## Exercise description
Check every line of the entries for "Length", and copy the lines that hold it.

## Material shown
START

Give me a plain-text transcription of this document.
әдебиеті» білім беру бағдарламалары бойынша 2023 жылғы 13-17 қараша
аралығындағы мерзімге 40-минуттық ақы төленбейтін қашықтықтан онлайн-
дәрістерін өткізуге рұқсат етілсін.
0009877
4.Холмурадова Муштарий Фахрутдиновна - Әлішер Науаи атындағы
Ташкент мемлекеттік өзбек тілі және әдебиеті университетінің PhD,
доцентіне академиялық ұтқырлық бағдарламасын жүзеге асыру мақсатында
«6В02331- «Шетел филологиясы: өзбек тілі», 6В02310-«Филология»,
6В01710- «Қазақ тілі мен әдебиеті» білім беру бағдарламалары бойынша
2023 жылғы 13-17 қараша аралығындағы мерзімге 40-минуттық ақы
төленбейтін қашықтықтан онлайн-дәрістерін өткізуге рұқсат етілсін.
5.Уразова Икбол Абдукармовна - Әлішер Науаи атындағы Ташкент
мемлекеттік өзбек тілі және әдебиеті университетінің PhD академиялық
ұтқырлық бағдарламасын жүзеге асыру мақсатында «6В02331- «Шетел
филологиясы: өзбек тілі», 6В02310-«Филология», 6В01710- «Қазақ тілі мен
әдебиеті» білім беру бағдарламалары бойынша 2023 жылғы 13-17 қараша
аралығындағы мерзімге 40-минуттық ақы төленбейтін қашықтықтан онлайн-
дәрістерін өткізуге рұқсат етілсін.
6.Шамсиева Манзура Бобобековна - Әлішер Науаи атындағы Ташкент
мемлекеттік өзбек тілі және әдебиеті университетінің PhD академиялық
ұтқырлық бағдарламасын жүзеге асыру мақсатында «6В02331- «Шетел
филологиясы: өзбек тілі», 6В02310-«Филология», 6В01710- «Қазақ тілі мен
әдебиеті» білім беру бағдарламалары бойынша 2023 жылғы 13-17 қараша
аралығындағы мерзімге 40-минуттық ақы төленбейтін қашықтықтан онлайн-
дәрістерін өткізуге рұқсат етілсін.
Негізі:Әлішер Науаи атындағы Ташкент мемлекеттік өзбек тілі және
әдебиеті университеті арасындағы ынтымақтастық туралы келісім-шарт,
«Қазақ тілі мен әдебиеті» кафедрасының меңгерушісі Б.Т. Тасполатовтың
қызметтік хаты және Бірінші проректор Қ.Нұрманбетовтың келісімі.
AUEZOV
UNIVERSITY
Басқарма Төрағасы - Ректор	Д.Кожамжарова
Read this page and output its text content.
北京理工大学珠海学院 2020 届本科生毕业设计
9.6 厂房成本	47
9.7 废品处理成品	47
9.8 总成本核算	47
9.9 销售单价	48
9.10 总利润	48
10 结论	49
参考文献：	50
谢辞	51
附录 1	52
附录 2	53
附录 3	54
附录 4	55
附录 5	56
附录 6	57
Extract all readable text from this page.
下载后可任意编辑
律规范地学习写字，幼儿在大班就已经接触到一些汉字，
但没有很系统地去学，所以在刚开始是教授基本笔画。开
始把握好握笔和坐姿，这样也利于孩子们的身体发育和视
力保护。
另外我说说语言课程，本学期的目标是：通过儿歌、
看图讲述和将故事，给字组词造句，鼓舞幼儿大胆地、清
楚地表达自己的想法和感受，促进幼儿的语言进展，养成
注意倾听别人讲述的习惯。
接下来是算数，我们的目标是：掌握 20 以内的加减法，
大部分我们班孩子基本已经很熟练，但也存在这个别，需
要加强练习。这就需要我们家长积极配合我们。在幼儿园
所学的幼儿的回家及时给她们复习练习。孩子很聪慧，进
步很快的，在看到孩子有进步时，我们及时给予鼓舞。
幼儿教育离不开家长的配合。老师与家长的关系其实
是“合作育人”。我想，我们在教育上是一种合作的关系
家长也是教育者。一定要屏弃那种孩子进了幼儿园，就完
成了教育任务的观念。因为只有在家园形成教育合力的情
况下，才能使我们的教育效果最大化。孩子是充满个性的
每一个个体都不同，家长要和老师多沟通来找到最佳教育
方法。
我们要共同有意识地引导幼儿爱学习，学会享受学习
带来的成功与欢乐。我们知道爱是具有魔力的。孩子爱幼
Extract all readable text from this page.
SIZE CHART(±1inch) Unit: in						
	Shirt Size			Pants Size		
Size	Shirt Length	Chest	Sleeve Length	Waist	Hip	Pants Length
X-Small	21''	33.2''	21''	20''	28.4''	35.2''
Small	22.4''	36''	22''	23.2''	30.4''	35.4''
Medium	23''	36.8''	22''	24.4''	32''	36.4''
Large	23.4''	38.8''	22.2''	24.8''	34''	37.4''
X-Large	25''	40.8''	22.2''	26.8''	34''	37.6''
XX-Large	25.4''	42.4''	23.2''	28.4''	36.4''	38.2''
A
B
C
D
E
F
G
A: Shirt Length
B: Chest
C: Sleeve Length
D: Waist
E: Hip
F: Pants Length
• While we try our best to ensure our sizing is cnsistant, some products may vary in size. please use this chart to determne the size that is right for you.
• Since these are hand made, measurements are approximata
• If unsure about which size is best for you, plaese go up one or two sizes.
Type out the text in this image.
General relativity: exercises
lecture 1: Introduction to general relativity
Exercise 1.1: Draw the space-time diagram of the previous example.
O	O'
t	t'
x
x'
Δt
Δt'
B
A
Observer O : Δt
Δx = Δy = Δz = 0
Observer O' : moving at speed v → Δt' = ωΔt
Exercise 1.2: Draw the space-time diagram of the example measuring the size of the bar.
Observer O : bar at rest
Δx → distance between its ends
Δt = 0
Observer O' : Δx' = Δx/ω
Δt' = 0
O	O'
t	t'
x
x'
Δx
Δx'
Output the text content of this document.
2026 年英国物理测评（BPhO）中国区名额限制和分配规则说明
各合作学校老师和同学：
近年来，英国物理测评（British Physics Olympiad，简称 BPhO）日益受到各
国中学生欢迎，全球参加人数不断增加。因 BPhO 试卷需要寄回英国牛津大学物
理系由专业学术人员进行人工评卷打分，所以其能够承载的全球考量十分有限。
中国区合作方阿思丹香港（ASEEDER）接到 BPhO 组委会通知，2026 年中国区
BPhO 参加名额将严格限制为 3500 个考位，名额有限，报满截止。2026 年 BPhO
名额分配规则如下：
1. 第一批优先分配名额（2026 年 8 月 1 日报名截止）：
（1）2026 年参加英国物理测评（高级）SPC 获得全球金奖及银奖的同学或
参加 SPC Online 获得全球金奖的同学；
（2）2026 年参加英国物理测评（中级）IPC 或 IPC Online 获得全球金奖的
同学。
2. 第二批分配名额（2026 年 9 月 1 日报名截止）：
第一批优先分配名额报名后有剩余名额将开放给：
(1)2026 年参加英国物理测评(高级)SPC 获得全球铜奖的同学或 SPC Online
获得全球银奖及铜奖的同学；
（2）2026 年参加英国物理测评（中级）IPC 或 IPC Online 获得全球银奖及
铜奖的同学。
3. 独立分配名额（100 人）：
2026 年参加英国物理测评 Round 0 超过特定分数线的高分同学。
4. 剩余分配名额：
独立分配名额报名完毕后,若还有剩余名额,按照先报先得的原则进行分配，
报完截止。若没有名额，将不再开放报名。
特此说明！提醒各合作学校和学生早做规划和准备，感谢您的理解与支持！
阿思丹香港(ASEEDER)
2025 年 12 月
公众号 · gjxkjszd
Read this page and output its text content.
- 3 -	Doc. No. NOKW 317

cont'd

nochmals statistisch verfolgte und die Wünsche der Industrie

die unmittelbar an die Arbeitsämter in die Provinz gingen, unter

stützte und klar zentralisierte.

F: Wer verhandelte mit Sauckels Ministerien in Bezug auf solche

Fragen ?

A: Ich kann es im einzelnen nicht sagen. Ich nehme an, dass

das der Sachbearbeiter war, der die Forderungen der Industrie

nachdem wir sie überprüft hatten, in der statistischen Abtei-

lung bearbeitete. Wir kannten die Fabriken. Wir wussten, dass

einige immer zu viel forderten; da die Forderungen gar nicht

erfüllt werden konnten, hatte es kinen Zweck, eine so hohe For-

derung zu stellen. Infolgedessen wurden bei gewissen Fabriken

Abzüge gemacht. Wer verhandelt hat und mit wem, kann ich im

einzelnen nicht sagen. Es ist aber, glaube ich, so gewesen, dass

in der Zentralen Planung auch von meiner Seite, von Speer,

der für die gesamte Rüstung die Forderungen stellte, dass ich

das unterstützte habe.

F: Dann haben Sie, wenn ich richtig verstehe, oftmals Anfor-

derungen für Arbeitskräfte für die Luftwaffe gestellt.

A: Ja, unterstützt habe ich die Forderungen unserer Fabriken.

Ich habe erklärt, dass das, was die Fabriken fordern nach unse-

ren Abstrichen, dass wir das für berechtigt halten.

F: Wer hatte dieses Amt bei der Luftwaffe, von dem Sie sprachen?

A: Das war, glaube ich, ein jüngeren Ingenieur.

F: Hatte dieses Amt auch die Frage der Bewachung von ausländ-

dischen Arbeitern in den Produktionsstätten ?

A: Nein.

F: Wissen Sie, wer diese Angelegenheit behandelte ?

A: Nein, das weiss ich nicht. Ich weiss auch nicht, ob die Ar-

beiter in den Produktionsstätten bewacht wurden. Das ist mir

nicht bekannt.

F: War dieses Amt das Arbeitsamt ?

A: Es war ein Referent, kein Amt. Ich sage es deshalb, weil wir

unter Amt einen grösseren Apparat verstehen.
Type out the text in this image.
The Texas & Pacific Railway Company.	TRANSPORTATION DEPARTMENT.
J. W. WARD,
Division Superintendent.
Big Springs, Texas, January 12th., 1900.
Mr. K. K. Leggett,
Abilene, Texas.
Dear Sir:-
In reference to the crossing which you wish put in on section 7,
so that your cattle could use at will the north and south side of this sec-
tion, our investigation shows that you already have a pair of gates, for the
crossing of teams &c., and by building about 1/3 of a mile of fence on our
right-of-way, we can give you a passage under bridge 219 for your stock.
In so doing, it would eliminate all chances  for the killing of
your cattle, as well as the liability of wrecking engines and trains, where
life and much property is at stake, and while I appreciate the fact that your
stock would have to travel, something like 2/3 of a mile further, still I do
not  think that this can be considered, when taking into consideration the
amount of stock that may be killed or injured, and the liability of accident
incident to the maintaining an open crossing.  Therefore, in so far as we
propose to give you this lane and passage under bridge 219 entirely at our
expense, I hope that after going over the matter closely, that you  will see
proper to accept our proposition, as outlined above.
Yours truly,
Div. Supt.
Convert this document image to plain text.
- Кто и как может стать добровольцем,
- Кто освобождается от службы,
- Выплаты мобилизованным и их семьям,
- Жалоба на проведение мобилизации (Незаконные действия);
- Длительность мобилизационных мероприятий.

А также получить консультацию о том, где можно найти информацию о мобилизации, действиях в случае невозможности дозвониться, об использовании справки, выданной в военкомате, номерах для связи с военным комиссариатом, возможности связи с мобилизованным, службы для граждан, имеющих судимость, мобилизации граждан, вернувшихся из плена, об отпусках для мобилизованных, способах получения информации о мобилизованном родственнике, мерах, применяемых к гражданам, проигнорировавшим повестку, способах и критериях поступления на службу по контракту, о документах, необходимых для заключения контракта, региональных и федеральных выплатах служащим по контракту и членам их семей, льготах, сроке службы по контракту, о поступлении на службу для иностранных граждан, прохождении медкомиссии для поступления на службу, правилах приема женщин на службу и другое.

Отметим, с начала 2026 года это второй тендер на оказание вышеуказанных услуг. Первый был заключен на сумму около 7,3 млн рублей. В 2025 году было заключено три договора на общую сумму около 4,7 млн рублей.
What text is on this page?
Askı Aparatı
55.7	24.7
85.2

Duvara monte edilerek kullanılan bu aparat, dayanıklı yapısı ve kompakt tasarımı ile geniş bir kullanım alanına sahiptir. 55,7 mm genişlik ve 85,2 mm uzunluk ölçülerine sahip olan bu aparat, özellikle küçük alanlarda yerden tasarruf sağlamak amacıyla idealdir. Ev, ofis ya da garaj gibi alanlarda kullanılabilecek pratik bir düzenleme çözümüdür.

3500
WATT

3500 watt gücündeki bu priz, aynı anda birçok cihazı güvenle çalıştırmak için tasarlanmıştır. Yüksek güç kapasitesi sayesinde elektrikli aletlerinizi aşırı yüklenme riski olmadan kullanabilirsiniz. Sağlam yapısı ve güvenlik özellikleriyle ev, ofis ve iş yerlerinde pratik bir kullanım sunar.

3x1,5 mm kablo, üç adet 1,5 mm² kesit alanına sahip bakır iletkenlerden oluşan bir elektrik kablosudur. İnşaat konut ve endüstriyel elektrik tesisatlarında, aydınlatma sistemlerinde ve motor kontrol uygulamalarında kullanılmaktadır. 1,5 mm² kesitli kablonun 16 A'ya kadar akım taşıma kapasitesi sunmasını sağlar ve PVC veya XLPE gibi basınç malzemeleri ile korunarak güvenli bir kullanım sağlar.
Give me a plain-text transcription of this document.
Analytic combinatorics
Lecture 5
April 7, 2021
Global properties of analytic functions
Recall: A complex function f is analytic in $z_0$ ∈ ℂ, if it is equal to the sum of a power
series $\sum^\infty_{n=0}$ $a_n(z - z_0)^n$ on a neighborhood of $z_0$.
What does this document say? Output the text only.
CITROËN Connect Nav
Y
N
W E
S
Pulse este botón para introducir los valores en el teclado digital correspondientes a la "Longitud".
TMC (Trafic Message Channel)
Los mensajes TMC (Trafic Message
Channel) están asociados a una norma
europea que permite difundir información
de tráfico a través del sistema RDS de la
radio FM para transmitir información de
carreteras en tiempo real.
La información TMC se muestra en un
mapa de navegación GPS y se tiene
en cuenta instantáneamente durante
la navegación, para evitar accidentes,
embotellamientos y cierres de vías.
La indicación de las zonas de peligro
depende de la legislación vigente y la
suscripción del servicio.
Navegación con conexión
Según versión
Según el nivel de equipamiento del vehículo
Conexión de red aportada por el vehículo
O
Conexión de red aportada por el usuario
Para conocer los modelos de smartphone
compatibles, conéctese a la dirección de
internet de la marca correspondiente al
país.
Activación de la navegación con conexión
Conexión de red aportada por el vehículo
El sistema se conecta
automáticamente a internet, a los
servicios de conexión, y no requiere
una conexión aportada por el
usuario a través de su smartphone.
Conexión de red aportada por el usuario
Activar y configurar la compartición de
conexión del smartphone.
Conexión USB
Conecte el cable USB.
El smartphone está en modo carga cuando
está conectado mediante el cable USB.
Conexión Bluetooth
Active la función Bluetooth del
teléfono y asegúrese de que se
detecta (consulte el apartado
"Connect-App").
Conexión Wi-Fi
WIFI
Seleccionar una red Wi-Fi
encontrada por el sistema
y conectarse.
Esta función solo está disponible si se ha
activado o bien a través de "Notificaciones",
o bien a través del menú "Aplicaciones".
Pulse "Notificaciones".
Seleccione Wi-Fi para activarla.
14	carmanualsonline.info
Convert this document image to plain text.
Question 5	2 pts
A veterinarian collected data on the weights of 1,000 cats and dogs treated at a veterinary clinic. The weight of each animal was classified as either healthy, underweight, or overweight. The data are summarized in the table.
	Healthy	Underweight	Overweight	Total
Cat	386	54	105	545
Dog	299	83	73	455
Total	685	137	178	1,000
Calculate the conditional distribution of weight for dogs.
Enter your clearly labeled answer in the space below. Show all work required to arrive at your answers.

END

## Answer in full
Size	Shirt Length	Chest	Sleeve Length	Waist	Hip	Pants Length
A: Shirt Length
C: Sleeve Length
F: Pants Length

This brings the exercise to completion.